*** Begin section ***

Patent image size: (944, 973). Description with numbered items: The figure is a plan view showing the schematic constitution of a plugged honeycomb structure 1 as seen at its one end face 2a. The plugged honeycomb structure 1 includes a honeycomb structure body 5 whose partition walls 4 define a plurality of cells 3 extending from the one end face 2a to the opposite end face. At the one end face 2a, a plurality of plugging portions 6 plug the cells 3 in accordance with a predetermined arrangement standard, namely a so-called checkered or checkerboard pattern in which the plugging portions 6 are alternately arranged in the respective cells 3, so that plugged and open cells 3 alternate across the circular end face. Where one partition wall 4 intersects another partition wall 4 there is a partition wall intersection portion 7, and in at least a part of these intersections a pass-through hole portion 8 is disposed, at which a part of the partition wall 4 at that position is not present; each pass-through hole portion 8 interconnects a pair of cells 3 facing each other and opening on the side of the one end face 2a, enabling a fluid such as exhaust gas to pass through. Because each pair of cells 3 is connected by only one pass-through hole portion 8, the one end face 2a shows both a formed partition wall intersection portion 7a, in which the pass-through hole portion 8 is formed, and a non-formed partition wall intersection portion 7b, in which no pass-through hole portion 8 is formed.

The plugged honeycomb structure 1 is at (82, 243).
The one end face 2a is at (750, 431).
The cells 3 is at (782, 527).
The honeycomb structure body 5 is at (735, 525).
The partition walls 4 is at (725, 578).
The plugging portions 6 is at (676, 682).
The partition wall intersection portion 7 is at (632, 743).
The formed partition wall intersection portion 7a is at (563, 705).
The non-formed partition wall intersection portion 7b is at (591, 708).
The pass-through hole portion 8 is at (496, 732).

*** End section ***

Brief:
Whatever the material above holds, copy it over exactly, line by line.

Exercise result:
Patent image size: (944, 973). Description with numbered items: The figure is a plan view showing the schematic constitution of a plugged honeycomb structure 1 as seen at its one end face 2a. The plugged honeycomb structure 1 includes a honeycomb structure body 5 whose partition walls 4 define a plurality of cells 3 extending from the one end face 2a to the opposite end face. At the one end face 2a, a plurality of plugging portions 6 plug the cells 3 in accordance with a predetermined arrangement standard, namely a so-called checkered or checkerboard pattern in which the plugging portions 6 are alternately arranged in the respective cells 3, so that plugged and open cells 3 alternate across the circular end face. Where one partition wall 4 intersects another partition wall 4 there is a partition wall intersection portion 7, and in at least a part of these intersections a pass-through hole portion 8 is disposed, at which a part of the partition wall 4 at that position is not present; each pass-through hole portion 8 interconnects a pair of cells 3 facing each other and opening on the side of the one end face 2a, enabling a fluid such as exhaust gas to pass through. Because each pair of cells 3 is connected by only one pass-through hole portion 8, the one end face 2a shows both a formed partition wall intersection portion 7a, in which the pass-through hole portion 8 is formed, and a non-formed partition wall intersection portion 7b, in which no pass-through hole portion 8 is formed.

The plugged honeycomb structure 1 is at (82, 243).
The one end face 2a is at (750, 431).
The cells 3 is at (782, 527).
The honeycomb structure body 5 is at (735, 525).
The partition walls 4 is at (725, 578).
The plugging portions 6 is at (676, 682).
The partition wall intersection portion 7 is at (632, 743).
The formed partition wall intersection portion 7a is at (563, 705).
The non-formed partition wall intersection portion 7b is at (591, 708).
The pass-through hole portion 8 is at (496, 732).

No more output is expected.